* PROBLEM STATEMENT: Search the data below for the word "this" and copy each line that holds it.

++++++++++++++++++++

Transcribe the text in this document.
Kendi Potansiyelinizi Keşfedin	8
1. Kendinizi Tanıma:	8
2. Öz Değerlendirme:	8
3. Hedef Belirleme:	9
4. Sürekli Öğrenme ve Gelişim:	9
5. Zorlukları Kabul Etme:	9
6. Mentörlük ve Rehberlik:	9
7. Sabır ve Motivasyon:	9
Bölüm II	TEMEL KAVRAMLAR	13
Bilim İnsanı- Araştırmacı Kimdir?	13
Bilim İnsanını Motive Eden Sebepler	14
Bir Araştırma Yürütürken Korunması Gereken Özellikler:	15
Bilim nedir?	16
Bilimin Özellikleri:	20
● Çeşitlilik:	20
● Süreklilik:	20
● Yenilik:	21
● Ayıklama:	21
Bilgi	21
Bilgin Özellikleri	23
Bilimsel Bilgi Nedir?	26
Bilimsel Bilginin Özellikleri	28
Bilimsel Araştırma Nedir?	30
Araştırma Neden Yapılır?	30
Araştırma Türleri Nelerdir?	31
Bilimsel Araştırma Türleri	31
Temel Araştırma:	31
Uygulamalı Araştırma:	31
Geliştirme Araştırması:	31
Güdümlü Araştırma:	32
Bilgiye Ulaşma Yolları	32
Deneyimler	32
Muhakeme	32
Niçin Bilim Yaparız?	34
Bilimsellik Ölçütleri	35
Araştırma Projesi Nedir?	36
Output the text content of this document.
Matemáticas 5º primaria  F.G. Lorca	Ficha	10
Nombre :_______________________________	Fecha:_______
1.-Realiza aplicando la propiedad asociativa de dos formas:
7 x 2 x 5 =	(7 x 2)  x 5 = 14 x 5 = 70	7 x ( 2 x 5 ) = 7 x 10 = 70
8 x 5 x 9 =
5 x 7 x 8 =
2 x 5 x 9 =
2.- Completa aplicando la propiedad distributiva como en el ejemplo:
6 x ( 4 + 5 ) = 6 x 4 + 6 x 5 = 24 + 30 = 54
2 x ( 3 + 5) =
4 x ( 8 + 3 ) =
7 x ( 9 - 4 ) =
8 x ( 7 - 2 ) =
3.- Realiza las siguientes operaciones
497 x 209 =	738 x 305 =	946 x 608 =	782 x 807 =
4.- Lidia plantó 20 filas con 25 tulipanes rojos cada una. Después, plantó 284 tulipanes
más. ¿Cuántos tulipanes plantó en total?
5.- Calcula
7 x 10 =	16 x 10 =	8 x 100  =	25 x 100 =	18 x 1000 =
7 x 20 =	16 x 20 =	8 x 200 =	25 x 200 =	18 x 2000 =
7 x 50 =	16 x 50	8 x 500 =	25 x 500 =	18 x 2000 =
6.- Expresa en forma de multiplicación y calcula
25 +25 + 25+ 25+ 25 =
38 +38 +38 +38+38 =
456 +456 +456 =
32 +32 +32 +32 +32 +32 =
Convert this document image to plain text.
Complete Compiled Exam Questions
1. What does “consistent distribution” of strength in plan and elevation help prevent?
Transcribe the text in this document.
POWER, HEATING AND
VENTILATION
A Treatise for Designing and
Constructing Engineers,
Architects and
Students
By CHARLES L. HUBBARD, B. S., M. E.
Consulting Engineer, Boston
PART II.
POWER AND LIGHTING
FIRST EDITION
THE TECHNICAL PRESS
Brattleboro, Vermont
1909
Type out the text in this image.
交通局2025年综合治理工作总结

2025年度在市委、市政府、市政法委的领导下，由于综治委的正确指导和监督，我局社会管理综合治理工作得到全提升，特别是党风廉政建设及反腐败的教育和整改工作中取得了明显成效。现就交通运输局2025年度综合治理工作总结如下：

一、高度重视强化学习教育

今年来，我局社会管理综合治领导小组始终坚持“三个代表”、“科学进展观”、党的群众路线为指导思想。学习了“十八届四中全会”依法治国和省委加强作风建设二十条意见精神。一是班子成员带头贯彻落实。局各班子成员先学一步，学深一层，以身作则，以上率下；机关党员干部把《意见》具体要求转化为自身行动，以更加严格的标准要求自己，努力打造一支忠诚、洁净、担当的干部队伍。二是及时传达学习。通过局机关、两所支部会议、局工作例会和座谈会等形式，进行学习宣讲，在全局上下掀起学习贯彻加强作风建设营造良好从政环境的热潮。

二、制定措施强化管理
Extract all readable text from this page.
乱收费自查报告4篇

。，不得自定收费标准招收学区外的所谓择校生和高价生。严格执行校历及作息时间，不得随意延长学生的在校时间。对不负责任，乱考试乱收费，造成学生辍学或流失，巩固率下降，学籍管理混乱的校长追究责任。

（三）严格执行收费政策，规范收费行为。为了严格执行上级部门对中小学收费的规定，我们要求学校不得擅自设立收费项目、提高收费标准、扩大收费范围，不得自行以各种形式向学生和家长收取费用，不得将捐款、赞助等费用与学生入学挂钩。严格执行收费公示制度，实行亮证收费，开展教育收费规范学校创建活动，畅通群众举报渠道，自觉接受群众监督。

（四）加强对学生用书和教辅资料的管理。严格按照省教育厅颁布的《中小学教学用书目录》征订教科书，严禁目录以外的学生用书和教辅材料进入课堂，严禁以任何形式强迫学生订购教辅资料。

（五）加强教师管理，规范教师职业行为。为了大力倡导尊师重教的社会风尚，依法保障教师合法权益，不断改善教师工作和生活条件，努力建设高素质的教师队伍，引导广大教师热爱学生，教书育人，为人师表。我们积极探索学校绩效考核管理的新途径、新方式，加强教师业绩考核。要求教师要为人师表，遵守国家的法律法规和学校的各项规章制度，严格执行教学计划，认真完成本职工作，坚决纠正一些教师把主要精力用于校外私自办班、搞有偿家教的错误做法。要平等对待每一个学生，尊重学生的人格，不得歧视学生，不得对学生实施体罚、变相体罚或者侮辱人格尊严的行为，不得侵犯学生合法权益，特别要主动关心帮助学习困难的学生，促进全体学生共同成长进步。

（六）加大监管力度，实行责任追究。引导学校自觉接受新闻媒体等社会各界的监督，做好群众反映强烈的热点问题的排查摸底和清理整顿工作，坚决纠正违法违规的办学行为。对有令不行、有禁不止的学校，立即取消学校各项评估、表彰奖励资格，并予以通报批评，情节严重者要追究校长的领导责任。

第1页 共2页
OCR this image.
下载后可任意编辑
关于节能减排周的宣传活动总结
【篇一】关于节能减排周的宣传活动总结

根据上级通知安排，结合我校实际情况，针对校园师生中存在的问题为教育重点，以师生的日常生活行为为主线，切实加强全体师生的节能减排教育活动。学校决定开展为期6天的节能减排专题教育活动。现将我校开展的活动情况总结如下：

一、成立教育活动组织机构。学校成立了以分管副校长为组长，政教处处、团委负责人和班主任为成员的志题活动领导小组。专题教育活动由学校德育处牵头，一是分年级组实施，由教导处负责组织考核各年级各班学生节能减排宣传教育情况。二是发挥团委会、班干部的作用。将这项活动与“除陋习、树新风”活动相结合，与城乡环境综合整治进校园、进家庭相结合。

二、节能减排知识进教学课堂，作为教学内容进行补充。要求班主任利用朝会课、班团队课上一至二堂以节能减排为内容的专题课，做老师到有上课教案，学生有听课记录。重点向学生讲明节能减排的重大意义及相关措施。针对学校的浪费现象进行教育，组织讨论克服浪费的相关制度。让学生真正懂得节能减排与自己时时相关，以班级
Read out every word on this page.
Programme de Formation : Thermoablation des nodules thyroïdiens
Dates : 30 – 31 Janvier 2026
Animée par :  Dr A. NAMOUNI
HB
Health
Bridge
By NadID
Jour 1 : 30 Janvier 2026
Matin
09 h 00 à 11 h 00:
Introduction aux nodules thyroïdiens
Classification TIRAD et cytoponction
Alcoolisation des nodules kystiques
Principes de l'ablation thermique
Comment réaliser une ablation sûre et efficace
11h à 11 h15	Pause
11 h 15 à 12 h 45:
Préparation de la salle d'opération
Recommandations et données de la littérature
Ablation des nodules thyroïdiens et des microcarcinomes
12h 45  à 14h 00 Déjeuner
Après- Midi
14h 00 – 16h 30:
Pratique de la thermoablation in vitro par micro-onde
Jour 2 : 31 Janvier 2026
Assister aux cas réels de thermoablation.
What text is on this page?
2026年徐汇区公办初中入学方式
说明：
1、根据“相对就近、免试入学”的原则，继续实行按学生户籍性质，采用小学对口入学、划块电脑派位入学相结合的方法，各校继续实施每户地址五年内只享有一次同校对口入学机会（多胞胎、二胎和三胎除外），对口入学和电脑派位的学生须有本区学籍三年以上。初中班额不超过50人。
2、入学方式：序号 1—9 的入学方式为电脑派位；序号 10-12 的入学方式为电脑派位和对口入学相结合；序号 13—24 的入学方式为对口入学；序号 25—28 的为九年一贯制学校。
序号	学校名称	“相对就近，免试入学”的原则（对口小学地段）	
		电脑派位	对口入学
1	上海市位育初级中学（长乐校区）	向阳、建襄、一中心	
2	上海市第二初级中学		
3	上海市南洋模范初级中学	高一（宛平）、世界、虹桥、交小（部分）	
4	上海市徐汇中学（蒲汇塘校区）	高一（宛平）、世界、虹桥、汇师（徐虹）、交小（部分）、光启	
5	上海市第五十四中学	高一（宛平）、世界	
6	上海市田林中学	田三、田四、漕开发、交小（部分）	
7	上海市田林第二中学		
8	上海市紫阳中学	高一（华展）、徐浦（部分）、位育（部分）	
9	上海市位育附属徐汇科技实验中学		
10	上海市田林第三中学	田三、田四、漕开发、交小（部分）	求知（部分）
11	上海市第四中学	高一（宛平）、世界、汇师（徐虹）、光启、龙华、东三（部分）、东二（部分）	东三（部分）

++++++++++++++++++++

* RESULT OF THE TASK:
Transcribe the text in this document.
Output the text content of this document.
Convert this document image to plain text.
Transcribe the text in this document.
Type out the text in this image.
Extract all readable text from this page.
OCR this image.
Read out every word on this page.
What text is on this page?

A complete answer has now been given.